[Dataset entries start]
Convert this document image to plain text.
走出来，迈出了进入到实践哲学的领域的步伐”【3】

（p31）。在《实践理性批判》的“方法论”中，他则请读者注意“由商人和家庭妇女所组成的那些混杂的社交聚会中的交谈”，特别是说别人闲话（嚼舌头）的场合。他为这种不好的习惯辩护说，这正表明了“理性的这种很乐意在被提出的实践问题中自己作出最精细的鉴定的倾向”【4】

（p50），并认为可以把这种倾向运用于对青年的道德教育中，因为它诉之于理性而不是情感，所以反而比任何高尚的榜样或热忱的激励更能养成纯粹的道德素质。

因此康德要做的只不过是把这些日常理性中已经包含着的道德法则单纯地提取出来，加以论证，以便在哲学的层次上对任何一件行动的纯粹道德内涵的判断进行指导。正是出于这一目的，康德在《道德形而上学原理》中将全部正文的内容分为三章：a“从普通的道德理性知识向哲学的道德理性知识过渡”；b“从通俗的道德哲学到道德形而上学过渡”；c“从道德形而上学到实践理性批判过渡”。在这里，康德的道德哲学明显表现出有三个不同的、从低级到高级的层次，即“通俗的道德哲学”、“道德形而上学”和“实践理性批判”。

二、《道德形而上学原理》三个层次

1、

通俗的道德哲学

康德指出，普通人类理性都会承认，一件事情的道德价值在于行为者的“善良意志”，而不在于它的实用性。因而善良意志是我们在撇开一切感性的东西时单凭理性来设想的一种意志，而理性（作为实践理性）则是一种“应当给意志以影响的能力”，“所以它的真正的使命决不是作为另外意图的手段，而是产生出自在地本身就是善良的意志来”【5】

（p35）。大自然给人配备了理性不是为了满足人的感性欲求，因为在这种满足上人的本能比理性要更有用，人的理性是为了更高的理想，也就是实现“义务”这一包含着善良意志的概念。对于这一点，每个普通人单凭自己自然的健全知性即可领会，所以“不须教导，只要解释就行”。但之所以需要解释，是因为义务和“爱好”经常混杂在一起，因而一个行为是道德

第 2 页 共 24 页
[Dataset entries end]
Copy down every line of the material above that includes the string "道德形而上学原理".

因此康德要做的只不过是把这些日常理性中已经包含着的道德法则单纯地提取出来，加以论证，以便在哲学的层次上对任何一件行动的纯粹道德内涵的判断进行指导。正是出于这一目的，康德在《道德形而上学原理》中将全部正文的内容分为三章：a“从普通的道德理性知识向哲学的道德理性知识过渡”；b“从通俗的道德哲学到道德形而上学过渡”；c“从道德形而上学到实践理性批判过渡”。在这里，康德的道德哲学明显表现出有三个不同的、从低级到高级的层次，即“通俗的道德哲学”、“道德形而上学”和“实践理性批判”。
二、《道德形而上学原理》三个层次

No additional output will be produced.